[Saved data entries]
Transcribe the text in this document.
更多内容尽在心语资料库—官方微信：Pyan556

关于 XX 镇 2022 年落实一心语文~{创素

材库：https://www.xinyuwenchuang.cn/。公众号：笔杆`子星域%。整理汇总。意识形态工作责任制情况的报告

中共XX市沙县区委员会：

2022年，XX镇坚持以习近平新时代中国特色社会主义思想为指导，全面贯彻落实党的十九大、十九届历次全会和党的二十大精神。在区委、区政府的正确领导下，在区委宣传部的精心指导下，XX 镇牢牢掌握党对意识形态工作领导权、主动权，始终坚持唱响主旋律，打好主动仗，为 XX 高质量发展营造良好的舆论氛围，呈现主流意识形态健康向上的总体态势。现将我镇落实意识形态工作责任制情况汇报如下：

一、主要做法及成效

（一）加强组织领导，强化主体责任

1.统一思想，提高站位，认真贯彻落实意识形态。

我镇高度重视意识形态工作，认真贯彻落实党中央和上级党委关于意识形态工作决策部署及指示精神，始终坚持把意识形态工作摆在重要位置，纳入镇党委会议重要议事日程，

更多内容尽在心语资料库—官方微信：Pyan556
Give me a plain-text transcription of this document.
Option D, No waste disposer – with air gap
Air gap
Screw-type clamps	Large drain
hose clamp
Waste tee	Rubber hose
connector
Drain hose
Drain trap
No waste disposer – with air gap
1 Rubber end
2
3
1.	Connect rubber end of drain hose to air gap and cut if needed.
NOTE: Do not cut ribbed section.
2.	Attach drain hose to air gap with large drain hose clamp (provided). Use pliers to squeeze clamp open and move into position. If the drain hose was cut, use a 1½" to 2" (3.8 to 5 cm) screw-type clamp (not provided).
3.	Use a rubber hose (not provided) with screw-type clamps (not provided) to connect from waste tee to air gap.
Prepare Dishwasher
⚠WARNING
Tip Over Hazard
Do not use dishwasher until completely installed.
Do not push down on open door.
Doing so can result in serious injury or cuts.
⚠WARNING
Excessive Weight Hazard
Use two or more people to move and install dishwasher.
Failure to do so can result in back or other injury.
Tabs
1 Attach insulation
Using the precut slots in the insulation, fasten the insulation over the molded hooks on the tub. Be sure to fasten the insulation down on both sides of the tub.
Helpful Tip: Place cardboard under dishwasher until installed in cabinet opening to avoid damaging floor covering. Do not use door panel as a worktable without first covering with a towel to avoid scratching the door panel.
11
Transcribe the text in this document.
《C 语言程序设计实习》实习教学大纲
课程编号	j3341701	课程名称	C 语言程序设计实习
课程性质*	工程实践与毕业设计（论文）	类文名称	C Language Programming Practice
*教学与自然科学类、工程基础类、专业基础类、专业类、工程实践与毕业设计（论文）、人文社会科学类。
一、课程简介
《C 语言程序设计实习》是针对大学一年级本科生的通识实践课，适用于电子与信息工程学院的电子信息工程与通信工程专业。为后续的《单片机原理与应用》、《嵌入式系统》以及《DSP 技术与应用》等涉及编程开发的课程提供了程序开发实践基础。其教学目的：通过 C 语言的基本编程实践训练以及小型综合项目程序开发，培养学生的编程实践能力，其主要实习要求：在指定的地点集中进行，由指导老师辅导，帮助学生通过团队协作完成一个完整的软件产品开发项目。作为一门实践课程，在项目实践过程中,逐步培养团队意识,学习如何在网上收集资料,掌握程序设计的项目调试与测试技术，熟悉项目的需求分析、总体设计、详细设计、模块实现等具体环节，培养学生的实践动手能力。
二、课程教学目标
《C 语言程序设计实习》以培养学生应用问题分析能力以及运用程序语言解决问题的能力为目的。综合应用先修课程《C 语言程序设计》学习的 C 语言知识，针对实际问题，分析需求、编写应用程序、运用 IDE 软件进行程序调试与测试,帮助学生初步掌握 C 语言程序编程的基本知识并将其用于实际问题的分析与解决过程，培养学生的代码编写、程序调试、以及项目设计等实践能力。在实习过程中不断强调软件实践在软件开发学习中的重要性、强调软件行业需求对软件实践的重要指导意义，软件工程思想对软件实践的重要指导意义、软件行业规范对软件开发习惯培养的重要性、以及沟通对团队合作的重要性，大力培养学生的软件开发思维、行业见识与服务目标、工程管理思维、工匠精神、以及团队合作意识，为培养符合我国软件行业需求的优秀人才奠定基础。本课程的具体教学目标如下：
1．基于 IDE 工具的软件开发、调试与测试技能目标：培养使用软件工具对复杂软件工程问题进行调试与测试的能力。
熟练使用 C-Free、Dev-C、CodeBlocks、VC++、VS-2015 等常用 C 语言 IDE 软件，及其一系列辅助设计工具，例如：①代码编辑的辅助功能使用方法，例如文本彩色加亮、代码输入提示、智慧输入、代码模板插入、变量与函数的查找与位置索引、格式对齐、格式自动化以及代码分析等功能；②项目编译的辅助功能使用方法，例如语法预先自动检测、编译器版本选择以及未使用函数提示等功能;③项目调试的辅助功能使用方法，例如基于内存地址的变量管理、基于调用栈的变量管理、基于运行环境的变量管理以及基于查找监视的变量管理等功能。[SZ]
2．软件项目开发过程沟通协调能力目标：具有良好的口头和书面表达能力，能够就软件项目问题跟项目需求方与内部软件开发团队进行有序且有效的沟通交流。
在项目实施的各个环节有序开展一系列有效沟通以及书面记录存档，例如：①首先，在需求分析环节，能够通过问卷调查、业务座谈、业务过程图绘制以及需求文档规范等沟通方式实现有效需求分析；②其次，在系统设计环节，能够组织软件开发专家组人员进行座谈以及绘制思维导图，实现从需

§ **Task prompt**
Give every line of the material again, exactly as it reads.

§ **The completed task**
Transcribe the text in this document.
更多内容尽在心语资料库—官方微信：Pyan556

关于 XX 镇 2022 年落实一心语文~{创素

材库：https://www.xinyuwenchuang.cn/。公众号：笔杆`子星域%。整理汇总。意识形态工作责任制情况的报告

中共XX市沙县区委员会：

2022年，XX镇坚持以习近平新时代中国特色社会主义思想为指导，全面贯彻落实党的十九大、十九届历次全会和党的二十大精神。在区委、区政府的正确领导下，在区委宣传部的精心指导下，XX 镇牢牢掌握党对意识形态工作领导权、主动权，始终坚持唱响主旋律，打好主动仗，为 XX 高质量发展营造良好的舆论氛围，呈现主流意识形态健康向上的总体态势。现将我镇落实意识形态工作责任制情况汇报如下：

一、主要做法及成效

（一）加强组织领导，强化主体责任

1.统一思想，提高站位，认真贯彻落实意识形态。

我镇高度重视意识形态工作，认真贯彻落实党中央和上级党委关于意识形态工作决策部署及指示精神，始终坚持把意识形态工作摆在重要位置，纳入镇党委会议重要议事日程，

更多内容尽在心语资料库—官方微信：Pyan556
Give me a plain-text transcription of this document.
Option D, No waste disposer – with air gap
Air gap
Screw-type clamps	Large drain
hose clamp
Waste tee	Rubber hose
connector
Drain hose
Drain trap
No waste disposer – with air gap
1 Rubber end
2
3
1.	Connect rubber end of drain hose to air gap and cut if needed.
NOTE: Do not cut ribbed section.
2.	Attach drain hose to air gap with large drain hose clamp (provided). Use pliers to squeeze clamp open and move into position. If the drain hose was cut, use a 1½" to 2" (3.8 to 5 cm) screw-type clamp (not provided).
3.	Use a rubber hose (not provided) with screw-type clamps (not provided) to connect from waste tee to air gap.
Prepare Dishwasher
⚠WARNING
Tip Over Hazard
Do not use dishwasher until completely installed.
Do not push down on open door.
Doing so can result in serious injury or cuts.
⚠WARNING
Excessive Weight Hazard
Use two or more people to move and install dishwasher.
Failure to do so can result in back or other injury.
Tabs
1 Attach insulation
Using the precut slots in the insulation, fasten the insulation over the molded hooks on the tub. Be sure to fasten the insulation down on both sides of the tub.
Helpful Tip: Place cardboard under dishwasher until installed in cabinet opening to avoid damaging floor covering. Do not use door panel as a worktable without first covering with a towel to avoid scratching the door panel.
11
Transcribe the text in this document.
《C 语言程序设计实习》实习教学大纲
课程编号	j3341701	课程名称	C 语言程序设计实习
课程性质*	工程实践与毕业设计（论文）	类文名称	C Language Programming Practice
*教学与自然科学类、工程基础类、专业基础类、专业类、工程实践与毕业设计（论文）、人文社会科学类。
一、课程简介
《C 语言程序设计实习》是针对大学一年级本科生的通识实践课，适用于电子与信息工程学院的电子信息工程与通信工程专业。为后续的《单片机原理与应用》、《嵌入式系统》以及《DSP 技术与应用》等涉及编程开发的课程提供了程序开发实践基础。其教学目的：通过 C 语言的基本编程实践训练以及小型综合项目程序开发，培养学生的编程实践能力，其主要实习要求：在指定的地点集中进行，由指导老师辅导，帮助学生通过团队协作完成一个完整的软件产品开发项目。作为一门实践课程，在项目实践过程中,逐步培养团队意识,学习如何在网上收集资料,掌握程序设计的项目调试与测试技术，熟悉项目的需求分析、总体设计、详细设计、模块实现等具体环节，培养学生的实践动手能力。
二、课程教学目标
《C 语言程序设计实习》以培养学生应用问题分析能力以及运用程序语言解决问题的能力为目的。综合应用先修课程《C 语言程序设计》学习的 C 语言知识，针对实际问题，分析需求、编写应用程序、运用 IDE 软件进行程序调试与测试,帮助学生初步掌握 C 语言程序编程的基本知识并将其用于实际问题的分析与解决过程，培养学生的代码编写、程序调试、以及项目设计等实践能力。在实习过程中不断强调软件实践在软件开发学习中的重要性、强调软件行业需求对软件实践的重要指导意义，软件工程思想对软件实践的重要指导意义、软件行业规范对软件开发习惯培养的重要性、以及沟通对团队合作的重要性，大力培养学生的软件开发思维、行业见识与服务目标、工程管理思维、工匠精神、以及团队合作意识，为培养符合我国软件行业需求的优秀人才奠定基础。本课程的具体教学目标如下：
1．基于 IDE 工具的软件开发、调试与测试技能目标：培养使用软件工具对复杂软件工程问题进行调试与测试的能力。
熟练使用 C-Free、Dev-C、CodeBlocks、VC++、VS-2015 等常用 C 语言 IDE 软件，及其一系列辅助设计工具，例如：①代码编辑的辅助功能使用方法，例如文本彩色加亮、代码输入提示、智慧输入、代码模板插入、变量与函数的查找与位置索引、格式对齐、格式自动化以及代码分析等功能；②项目编译的辅助功能使用方法，例如语法预先自动检测、编译器版本选择以及未使用函数提示等功能;③项目调试的辅助功能使用方法，例如基于内存地址的变量管理、基于调用栈的变量管理、基于运行环境的变量管理以及基于查找监视的变量管理等功能。[SZ]
2．软件项目开发过程沟通协调能力目标：具有良好的口头和书面表达能力，能够就软件项目问题跟项目需求方与内部软件开发团队进行有序且有效的沟通交流。
在项目实施的各个环节有序开展一系列有效沟通以及书面记录存档，例如：①首先，在需求分析环节，能够通过问卷调查、业务座谈、业务过程图绘制以及需求文档规范等沟通方式实现有效需求分析；②其次，在系统设计环节，能够组织软件开发专家组人员进行座谈以及绘制思维导图，实现从需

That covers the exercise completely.